■ Work instructions:
Write out the whole listing again, exactly as given.

■ Material shown:
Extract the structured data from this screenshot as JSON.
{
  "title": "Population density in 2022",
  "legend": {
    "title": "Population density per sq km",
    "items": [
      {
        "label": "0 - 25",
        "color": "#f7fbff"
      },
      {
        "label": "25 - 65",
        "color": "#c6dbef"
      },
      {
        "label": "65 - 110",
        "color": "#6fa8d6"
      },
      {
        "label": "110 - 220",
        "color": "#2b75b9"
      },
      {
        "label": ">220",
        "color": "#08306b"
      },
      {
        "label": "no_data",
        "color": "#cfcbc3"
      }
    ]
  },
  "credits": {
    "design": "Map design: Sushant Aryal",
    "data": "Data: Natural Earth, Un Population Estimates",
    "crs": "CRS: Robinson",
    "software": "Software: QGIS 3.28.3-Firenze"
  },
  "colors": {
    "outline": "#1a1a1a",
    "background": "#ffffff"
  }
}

■ Task result:
Extract the structured data from this screenshot as JSON.
{
  "title": "Population density in 2022",
  "legend": {
    "title": "Population density per sq km",
    "items": [
      {
        "label": "0 - 25",
        "color": "#f7fbff"
      },
      {
        "label": "25 - 65",
        "color": "#c6dbef"
      },
      {
        "label": "65 - 110",
        "color": "#6fa8d6"
      },
      {
        "label": "110 - 220",
        "color": "#2b75b9"
      },
      {
        "label": ">220",
        "color": "#08306b"
      },
      {
        "label": "no_data",
        "color": "#cfcbc3"
      }
    ]
  },
  "credits": {
    "design": "Map design: Sushant Aryal",
    "data": "Data: Natural Earth, Un Population Estimates",
    "crs": "CRS: Robinson",
    "software": "Software: QGIS 3.28.3-Firenze"
  },
  "colors": {
    "outline": "#1a1a1a",
    "background": "#ffffff"
  }
}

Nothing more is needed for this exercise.